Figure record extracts
* start *

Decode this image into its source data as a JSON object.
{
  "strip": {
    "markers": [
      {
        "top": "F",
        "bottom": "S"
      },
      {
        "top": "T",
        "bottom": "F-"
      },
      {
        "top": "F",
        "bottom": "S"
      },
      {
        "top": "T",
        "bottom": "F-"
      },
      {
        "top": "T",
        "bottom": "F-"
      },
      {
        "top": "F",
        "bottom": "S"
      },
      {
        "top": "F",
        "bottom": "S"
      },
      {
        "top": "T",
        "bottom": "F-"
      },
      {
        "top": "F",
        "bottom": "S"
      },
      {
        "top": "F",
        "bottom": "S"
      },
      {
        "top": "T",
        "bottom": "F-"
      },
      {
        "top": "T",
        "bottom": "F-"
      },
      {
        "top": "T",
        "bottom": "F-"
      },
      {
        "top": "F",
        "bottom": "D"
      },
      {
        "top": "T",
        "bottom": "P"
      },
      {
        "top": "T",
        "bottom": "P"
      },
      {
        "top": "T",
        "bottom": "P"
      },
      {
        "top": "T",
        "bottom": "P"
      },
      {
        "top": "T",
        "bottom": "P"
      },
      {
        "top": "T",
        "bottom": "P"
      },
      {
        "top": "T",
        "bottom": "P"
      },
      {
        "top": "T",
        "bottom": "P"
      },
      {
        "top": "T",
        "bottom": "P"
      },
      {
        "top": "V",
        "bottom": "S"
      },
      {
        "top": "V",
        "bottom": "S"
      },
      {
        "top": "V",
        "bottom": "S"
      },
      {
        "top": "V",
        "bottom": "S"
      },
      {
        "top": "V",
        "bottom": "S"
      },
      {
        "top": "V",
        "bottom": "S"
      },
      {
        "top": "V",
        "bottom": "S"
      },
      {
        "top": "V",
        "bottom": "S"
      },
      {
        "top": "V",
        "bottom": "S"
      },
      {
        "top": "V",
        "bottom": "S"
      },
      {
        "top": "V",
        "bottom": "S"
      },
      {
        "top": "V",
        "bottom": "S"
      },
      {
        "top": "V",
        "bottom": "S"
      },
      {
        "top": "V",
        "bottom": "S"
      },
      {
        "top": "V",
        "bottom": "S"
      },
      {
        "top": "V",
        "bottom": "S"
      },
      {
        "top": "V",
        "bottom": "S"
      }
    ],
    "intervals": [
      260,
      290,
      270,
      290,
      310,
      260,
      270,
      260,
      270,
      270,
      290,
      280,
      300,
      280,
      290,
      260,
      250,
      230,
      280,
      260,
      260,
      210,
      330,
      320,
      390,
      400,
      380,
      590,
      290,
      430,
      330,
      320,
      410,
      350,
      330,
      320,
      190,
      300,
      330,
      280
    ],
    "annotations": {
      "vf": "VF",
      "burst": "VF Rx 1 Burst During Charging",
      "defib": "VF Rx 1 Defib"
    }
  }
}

* end *

Transcribe every entry exactly.

[RESPONSE TO THIS TASK]:
Decode this image into its source data as a JSON object.
{
  "strip": {
    "markers": [
      {
        "top": "F",
        "bottom": "S"
      },
      {
        "top": "T",
        "bottom": "F-"
      },
      {
        "top": "F",
        "bottom": "S"
      },
      {
        "top": "T",
        "bottom": "F-"
      },
      {
        "top": "T",
        "bottom": "F-"
      },
      {
        "top": "F",
        "bottom": "S"
      },
      {
        "top": "F",
        "bottom": "S"
      },
      {
        "top": "T",
        "bottom": "F-"
      },
      {
        "top": "F",
        "bottom": "S"
      },
      {
        "top": "F",
        "bottom": "S"
      },
      {
        "top": "T",
        "bottom": "F-"
      },
      {
        "top": "T",
        "bottom": "F-"
      },
      {
        "top": "T",
        "bottom": "F-"
      },
      {
        "top": "F",
        "bottom": "D"
      },
      {
        "top": "T",
        "bottom": "P"
      },
      {
        "top": "T",
        "bottom": "P"
      },
      {
        "top": "T",
        "bottom": "P"
      },
      {
        "top": "T",
        "bottom": "P"
      },
      {
        "top": "T",
        "bottom": "P"
      },
      {
        "top": "T",
        "bottom": "P"
      },
      {
        "top": "T",
        "bottom": "P"
      },
      {
        "top": "T",
        "bottom": "P"
      },
      {
        "top": "T",
        "bottom": "P"
      },
      {
        "top": "V",
        "bottom": "S"
      },
      {
        "top": "V",
        "bottom": "S"
      },
      {
        "top": "V",
        "bottom": "S"
      },
      {
        "top": "V",
        "bottom": "S"
      },
      {
        "top": "V",
        "bottom": "S"
      },
      {
        "top": "V",
        "bottom": "S"
      },
      {
        "top": "V",
        "bottom": "S"
      },
      {
        "top": "V",
        "bottom": "S"
      },
      {
        "top": "V",
        "bottom": "S"
      },
      {
        "top": "V",
        "bottom": "S"
      },
      {
        "top": "V",
        "bottom": "S"
      },
      {
        "top": "V",
        "bottom": "S"
      },
      {
        "top": "V",
        "bottom": "S"
      },
      {
        "top": "V",
        "bottom": "S"
      },
      {
        "top": "V",
        "bottom": "S"
      },
      {
        "top": "V",
        "bottom": "S"
      },
      {
        "top": "V",
        "bottom": "S"
      }
    ],
    "intervals": [
      260,
      290,
      270,
      290,
      310,
      260,
      270,
      260,
      270,
      270,
      290,
      280,
      300,
      280,
      290,
      260,
      250,
      230,
      280,
      260,
      260,
      210,
      330,
      320,
      390,
      400,
      380,
      590,
      290,
      430,
      330,
      320,
      410,
      350,
      330,
      320,
      190,
      300,
      330,
      280
    ],
    "annotations": {
      "vf": "VF",
      "burst": "VF Rx 1 Burst During Charging",
      "defib": "VF Rx 1 Defib"
    }
  }
}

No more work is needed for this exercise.